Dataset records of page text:
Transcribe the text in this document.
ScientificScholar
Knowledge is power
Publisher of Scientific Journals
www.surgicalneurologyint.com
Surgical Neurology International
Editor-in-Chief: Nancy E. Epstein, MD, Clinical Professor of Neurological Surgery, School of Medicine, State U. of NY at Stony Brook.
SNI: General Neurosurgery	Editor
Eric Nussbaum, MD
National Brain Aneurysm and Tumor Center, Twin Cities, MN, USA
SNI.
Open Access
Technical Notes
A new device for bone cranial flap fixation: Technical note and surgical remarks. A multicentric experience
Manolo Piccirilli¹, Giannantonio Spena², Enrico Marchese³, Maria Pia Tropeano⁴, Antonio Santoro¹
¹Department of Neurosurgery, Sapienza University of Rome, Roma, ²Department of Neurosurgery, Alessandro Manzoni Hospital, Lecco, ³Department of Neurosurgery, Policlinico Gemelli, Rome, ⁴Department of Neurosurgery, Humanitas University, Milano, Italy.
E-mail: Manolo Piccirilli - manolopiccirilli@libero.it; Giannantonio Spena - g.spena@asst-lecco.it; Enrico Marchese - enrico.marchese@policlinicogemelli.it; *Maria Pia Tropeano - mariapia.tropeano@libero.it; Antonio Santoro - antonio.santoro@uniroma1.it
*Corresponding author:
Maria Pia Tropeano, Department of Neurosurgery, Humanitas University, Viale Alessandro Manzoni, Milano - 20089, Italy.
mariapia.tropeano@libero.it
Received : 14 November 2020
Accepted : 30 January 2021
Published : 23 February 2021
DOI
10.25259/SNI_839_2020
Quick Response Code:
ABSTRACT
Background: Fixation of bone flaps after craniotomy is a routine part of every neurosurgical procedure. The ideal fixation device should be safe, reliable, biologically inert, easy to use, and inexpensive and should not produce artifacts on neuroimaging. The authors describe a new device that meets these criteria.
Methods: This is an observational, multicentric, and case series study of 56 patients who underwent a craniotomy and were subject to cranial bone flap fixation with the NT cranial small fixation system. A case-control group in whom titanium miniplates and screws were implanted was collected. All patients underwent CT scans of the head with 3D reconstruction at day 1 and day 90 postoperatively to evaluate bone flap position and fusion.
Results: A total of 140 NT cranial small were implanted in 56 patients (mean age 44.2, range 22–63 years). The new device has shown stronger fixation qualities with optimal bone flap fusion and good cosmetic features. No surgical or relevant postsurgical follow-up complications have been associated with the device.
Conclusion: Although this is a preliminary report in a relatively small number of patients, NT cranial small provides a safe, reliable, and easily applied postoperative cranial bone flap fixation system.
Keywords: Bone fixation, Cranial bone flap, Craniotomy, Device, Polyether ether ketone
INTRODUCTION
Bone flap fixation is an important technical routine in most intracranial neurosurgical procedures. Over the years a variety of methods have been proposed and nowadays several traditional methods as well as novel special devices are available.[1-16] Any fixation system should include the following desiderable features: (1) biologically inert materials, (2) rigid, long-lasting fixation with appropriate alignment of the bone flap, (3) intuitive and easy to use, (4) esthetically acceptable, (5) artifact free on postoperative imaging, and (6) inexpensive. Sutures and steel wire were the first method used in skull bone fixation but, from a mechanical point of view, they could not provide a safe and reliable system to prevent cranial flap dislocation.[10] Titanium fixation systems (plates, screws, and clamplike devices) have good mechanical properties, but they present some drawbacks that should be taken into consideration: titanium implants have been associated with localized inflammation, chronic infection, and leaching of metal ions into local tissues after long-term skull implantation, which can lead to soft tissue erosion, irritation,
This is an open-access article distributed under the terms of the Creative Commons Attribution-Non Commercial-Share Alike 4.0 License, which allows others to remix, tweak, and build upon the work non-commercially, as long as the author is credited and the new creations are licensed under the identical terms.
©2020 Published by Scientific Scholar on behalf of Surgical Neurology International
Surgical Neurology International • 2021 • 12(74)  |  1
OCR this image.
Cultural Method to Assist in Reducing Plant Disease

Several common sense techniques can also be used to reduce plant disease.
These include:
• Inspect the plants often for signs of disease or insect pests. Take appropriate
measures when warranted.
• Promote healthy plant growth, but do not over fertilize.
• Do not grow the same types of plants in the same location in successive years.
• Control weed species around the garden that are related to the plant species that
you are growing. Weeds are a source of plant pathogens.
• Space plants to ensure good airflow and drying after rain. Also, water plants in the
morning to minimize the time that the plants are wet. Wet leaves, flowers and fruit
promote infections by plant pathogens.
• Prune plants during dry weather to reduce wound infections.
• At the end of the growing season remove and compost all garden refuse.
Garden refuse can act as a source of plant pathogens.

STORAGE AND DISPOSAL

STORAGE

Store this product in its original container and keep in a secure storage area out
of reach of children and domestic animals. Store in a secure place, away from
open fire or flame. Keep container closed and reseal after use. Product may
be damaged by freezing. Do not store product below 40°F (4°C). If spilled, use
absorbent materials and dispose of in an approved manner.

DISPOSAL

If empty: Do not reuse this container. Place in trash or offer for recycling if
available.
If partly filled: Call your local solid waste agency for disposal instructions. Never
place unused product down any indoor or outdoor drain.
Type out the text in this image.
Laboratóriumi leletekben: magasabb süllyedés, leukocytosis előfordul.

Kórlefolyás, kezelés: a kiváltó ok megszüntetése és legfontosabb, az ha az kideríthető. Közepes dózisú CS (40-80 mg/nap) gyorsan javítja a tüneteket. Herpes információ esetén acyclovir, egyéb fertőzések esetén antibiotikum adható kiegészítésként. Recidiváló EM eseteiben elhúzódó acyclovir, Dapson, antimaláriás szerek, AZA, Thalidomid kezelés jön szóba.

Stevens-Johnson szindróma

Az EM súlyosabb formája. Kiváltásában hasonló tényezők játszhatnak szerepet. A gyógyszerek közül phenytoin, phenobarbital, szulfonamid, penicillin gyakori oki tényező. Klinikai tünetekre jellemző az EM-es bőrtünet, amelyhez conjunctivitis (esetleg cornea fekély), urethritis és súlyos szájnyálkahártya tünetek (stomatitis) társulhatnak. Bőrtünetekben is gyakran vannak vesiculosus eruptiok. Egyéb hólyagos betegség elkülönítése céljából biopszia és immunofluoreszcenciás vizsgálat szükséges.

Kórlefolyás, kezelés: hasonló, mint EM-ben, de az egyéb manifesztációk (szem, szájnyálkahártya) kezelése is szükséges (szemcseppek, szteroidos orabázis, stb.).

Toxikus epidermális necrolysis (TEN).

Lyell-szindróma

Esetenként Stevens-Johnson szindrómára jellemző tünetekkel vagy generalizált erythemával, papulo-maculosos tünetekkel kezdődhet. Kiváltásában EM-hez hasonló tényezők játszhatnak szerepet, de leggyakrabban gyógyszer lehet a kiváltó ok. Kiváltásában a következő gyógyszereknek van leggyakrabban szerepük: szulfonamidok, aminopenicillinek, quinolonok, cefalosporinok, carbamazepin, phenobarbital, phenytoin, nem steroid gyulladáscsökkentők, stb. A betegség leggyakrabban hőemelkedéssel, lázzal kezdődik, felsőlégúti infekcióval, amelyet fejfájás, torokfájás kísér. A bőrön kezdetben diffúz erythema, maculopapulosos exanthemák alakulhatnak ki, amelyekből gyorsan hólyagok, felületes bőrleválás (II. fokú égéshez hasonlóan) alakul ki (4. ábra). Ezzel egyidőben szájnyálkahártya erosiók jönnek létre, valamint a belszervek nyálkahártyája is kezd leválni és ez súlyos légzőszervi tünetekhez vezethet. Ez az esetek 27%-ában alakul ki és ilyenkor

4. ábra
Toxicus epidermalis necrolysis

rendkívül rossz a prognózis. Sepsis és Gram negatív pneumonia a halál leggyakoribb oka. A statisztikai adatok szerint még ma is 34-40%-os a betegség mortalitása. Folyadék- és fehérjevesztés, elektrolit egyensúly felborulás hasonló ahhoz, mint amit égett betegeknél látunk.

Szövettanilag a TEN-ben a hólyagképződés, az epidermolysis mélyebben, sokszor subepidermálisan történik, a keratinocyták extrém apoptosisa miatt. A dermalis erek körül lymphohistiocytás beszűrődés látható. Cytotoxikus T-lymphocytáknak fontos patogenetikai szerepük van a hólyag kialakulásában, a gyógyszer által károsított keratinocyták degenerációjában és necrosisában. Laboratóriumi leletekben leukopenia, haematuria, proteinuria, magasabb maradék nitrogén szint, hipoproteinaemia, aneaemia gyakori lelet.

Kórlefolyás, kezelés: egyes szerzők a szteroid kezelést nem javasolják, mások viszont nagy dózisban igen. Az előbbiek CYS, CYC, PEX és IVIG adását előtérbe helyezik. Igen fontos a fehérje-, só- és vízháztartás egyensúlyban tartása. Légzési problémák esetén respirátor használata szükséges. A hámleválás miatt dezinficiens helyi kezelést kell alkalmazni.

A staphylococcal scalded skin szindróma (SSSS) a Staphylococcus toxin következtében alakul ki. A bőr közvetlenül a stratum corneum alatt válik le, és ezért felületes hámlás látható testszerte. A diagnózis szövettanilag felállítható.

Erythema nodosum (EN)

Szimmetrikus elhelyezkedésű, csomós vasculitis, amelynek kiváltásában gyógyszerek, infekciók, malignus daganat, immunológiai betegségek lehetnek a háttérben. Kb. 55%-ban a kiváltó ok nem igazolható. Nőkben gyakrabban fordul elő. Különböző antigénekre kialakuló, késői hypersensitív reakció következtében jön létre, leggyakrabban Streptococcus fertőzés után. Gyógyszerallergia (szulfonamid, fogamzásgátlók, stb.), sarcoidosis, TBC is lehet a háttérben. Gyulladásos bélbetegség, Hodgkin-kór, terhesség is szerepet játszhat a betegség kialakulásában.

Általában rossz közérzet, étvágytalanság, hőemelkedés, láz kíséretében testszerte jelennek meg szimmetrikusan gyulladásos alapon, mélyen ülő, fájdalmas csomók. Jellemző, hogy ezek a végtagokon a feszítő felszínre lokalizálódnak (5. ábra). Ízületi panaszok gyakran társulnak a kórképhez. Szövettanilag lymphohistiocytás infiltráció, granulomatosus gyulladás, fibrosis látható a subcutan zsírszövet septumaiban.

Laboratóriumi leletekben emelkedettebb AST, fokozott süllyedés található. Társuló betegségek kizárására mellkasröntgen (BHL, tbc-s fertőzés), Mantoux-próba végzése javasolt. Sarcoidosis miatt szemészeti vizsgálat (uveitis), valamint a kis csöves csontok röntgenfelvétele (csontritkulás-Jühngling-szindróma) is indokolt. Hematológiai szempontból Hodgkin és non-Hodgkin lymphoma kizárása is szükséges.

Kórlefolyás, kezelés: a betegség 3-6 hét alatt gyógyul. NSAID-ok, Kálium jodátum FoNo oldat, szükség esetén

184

* _PROBLEM TO WORK ON_: Copy every line in the entries above that has the string "Published" in it.

* _OUTPUT_:
Published : 23 February 2021
©2020 Published by Scientific Scholar on behalf of Surgical Neurology International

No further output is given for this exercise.